DATA FOR THIS TASK:
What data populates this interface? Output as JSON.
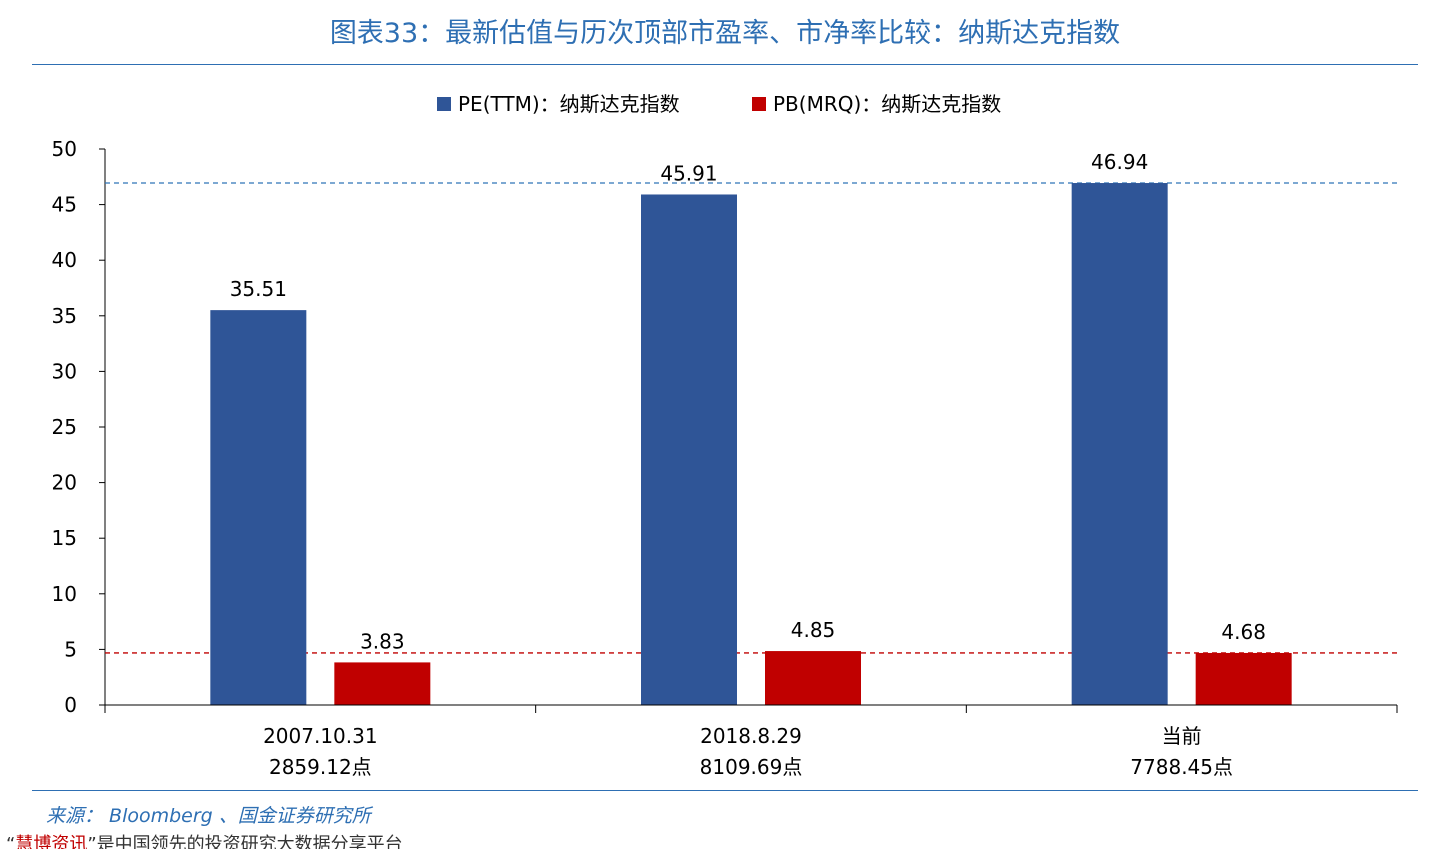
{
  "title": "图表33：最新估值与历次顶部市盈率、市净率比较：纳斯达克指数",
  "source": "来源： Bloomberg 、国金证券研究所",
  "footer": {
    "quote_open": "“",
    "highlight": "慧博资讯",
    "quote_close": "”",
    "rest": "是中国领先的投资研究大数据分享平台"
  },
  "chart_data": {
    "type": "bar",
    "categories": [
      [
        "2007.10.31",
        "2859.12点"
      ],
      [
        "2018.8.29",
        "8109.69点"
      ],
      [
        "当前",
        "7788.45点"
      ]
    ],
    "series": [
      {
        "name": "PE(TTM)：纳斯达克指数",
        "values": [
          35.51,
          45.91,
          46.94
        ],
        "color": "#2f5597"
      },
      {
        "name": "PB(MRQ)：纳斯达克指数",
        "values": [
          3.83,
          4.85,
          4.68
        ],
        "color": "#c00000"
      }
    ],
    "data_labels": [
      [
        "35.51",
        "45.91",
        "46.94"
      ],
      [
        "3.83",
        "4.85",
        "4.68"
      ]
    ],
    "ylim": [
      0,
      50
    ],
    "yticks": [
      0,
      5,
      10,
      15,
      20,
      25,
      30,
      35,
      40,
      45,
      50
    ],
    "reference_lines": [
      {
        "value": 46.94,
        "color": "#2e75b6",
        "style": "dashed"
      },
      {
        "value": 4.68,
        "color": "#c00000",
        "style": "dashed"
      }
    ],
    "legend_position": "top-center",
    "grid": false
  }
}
--
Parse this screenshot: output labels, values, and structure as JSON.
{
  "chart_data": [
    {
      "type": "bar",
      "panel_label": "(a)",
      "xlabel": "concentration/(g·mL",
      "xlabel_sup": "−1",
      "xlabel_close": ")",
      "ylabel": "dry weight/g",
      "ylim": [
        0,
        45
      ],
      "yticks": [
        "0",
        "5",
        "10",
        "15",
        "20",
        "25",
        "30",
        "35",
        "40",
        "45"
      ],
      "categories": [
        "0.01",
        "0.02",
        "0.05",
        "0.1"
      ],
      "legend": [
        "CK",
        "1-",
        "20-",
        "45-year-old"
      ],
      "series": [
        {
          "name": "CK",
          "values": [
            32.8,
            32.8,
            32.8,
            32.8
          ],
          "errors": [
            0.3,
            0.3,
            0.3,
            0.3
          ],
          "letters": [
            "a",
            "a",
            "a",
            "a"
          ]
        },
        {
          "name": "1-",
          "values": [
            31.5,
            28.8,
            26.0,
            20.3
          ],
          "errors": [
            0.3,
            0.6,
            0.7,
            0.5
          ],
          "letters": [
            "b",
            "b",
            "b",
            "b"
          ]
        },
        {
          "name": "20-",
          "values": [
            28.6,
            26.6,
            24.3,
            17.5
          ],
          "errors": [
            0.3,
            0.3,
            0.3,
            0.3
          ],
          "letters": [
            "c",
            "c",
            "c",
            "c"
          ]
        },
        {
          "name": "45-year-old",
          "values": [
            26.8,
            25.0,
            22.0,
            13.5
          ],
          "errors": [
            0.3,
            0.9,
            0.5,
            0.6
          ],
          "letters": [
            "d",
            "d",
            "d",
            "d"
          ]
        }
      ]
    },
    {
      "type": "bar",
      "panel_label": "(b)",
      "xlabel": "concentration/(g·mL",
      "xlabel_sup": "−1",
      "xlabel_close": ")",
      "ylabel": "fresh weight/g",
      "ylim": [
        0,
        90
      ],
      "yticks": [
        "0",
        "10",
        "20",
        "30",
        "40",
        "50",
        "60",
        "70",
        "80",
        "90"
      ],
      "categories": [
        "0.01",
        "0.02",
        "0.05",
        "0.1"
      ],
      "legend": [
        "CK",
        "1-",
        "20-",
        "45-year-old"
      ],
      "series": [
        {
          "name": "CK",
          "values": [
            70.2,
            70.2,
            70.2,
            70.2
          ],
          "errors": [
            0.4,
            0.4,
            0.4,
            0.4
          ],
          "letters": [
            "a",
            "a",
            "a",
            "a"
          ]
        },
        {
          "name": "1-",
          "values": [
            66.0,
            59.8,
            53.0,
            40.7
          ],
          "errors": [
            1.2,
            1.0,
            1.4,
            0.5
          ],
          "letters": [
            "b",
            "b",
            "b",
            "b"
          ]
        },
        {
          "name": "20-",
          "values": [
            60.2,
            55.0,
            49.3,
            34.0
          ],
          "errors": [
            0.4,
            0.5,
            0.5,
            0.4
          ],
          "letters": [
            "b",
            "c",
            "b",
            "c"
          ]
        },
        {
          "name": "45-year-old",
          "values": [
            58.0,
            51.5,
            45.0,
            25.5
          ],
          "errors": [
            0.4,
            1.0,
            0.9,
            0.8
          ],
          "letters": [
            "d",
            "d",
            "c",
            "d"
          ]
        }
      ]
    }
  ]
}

GIVEN TASK: State how many lines in the records above contain the word "color", giving only the number.

RESULT OF THIS TASK: 4